Rewrite the fly line text from "The system was" to "system of measurement.", with "pistol shooter" swapped out for "rifle shooter".

Text extract

▼

So you want to buy a fly line. Should be a snap, right?

Not exactly. Not anymore.

When I bought my first fly rod in the late 1980s, I found an affordable weight-forward, 5-weight fly line, bought it and began fishing. I didn’t know how to cast or even how to fly fish, but the setup worked just fine.

Those days are long gone. Fly lines are heavier than ever, and a 5-weight line is no longer a true 5-weight line, more like a 5.5, or even heavier.

Forgive me for the technical explanation that’s about to follow, but background is needed for proper context. Historically, fly lines have been measured by grain weight (otherwise known as grainage) in the first 30 feet of line. An 8-weight is supposed to weigh in the neighborhood of 210 grains, a 9-weight 230 and so on.

The system was developed by the late Myron Gregory, an ardent pistol shooter and competitive fly caster, who decided in the late 1950s, early 1960s that fly lines needed a reliable, standardized system of measurement.

▲

Rows

▼

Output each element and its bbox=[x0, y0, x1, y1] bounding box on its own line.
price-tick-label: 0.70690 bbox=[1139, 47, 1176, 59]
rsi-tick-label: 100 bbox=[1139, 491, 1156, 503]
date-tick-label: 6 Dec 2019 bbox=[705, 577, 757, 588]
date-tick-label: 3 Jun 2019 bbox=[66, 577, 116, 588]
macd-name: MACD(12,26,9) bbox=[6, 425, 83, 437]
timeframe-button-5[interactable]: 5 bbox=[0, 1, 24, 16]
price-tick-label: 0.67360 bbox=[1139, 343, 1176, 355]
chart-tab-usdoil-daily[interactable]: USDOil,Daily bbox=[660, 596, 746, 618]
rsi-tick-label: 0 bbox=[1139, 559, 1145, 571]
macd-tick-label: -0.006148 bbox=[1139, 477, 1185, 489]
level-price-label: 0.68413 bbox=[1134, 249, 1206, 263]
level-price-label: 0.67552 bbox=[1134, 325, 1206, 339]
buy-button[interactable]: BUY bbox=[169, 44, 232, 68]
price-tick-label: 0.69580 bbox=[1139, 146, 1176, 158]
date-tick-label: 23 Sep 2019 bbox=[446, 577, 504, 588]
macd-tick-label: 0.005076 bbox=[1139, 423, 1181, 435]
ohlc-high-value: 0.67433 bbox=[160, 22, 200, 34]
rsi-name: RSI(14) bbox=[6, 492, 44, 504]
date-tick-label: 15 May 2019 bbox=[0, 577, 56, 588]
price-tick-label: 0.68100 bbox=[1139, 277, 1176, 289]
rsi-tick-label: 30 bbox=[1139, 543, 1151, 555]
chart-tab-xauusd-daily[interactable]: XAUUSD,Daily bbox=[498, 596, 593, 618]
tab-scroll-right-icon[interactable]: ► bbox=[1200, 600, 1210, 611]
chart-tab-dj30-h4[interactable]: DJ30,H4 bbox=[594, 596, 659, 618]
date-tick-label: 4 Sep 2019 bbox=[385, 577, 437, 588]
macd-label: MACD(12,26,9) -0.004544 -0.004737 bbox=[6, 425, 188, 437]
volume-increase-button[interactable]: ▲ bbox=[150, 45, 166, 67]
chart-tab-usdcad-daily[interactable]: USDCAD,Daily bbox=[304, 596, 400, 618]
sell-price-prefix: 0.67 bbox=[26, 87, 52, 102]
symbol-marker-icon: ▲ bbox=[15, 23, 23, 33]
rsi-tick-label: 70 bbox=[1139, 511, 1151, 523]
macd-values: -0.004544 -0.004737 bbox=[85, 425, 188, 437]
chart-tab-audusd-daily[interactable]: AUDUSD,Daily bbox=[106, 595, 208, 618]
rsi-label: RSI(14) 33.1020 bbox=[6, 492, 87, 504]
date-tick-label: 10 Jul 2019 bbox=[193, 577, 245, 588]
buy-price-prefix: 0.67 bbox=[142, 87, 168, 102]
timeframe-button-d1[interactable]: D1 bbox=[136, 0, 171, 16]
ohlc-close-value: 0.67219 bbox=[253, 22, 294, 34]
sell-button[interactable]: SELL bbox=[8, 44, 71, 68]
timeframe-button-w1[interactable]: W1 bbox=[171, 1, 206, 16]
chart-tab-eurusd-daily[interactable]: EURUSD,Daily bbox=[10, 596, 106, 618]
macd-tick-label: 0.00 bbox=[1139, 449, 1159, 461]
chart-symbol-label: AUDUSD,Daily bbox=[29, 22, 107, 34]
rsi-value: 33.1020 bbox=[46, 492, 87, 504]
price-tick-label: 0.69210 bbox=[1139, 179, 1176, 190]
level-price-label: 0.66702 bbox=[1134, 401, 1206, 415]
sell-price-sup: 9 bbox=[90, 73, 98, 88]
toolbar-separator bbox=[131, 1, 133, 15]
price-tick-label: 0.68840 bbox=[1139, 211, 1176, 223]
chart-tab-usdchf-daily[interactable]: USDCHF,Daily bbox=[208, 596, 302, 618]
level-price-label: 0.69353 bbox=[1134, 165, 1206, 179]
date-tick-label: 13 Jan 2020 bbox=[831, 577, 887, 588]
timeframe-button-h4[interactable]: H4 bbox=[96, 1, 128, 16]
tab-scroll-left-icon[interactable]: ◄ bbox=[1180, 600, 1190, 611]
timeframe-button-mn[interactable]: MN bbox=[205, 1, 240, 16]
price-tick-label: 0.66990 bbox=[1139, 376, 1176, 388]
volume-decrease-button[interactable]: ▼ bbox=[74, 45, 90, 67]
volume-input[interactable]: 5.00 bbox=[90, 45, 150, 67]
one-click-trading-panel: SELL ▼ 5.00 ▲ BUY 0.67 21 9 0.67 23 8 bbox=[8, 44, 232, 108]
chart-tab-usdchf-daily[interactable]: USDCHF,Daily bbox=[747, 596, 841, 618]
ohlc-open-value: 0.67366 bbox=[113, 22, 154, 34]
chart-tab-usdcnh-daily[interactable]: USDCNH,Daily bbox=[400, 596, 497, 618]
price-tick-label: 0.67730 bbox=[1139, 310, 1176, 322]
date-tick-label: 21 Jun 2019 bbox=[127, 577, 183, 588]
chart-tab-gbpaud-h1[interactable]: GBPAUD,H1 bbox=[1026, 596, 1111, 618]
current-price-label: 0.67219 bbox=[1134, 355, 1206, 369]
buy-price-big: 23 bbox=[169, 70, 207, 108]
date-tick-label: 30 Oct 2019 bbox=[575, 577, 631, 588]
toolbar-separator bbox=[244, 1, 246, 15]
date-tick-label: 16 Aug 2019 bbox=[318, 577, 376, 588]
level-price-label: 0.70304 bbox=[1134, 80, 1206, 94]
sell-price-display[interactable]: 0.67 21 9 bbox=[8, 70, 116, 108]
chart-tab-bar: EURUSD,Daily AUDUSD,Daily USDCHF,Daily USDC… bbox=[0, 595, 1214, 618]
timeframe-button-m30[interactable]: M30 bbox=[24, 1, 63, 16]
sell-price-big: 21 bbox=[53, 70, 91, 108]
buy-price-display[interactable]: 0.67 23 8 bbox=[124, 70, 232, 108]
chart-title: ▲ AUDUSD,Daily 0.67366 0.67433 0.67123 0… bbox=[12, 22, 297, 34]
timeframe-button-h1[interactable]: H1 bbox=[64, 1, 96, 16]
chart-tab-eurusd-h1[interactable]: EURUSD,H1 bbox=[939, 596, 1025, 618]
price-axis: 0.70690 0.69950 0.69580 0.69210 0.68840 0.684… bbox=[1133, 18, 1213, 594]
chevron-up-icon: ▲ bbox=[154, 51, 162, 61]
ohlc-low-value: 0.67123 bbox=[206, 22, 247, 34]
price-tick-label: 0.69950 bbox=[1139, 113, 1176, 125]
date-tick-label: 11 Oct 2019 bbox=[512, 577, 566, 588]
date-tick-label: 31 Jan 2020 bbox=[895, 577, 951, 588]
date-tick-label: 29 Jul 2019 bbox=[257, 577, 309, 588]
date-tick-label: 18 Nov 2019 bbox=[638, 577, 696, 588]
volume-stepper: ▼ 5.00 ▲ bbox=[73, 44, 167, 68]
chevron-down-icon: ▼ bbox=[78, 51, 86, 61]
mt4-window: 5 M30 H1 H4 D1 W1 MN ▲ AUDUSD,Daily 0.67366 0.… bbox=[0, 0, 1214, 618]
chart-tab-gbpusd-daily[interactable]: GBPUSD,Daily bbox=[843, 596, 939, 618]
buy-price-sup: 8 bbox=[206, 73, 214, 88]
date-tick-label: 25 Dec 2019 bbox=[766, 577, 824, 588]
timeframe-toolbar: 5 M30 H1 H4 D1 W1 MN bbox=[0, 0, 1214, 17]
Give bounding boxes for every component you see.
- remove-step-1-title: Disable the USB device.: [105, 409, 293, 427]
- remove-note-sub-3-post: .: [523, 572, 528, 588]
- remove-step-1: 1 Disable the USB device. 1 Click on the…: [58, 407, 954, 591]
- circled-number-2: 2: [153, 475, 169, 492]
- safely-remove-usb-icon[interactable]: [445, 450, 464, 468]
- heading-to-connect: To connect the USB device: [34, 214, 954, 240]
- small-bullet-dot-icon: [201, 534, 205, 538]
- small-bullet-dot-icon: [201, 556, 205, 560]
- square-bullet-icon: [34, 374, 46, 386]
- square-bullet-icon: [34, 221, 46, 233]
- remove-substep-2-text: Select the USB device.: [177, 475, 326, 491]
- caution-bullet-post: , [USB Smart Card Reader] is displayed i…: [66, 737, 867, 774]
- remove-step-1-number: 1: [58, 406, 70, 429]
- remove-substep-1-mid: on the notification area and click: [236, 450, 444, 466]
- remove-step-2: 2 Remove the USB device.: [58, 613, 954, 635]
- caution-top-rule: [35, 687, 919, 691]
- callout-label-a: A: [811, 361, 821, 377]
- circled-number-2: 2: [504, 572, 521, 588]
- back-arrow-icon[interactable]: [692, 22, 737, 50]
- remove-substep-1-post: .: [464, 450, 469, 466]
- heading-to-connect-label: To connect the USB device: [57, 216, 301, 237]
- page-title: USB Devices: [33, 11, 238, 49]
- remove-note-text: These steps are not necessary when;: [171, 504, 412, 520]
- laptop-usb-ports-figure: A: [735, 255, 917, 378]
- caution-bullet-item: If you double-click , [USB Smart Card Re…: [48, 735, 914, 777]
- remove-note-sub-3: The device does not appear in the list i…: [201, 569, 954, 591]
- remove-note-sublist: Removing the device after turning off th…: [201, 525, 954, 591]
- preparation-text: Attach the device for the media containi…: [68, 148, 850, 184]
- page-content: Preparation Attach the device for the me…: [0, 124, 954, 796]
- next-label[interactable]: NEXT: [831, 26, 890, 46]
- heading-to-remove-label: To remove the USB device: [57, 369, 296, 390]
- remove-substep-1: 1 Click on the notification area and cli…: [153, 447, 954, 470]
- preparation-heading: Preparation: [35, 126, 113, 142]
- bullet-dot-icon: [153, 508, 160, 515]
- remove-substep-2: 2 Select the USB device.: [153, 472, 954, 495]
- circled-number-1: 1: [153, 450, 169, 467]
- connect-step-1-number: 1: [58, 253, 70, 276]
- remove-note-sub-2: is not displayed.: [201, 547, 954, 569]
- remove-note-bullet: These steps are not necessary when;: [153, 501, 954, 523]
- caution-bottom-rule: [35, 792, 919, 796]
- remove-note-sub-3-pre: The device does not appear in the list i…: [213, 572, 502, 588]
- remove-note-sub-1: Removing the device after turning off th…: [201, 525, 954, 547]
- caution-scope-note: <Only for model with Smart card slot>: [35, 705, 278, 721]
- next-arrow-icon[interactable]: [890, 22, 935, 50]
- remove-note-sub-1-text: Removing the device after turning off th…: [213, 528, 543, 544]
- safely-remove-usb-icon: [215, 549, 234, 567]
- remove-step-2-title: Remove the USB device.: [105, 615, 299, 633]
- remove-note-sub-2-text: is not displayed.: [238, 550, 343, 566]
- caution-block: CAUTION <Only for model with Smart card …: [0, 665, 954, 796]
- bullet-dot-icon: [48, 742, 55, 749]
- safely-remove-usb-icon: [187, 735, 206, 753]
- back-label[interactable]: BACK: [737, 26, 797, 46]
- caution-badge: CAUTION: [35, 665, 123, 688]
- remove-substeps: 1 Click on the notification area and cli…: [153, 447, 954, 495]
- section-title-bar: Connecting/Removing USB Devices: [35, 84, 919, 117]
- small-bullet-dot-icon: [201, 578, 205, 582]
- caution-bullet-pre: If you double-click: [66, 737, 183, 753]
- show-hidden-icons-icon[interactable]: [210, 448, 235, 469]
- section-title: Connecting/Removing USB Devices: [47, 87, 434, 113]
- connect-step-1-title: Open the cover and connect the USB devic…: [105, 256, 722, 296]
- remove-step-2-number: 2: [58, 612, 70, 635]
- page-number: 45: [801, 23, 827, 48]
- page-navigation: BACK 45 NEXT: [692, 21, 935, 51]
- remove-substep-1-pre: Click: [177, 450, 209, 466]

▲

Exercise solution
The system was developed by the late Myron Gregory, an ardent rifle shooter and competitive fly caster, who decided in the late 1950s, early 1960s that fly lines needed a reliable, standardized system of measurement.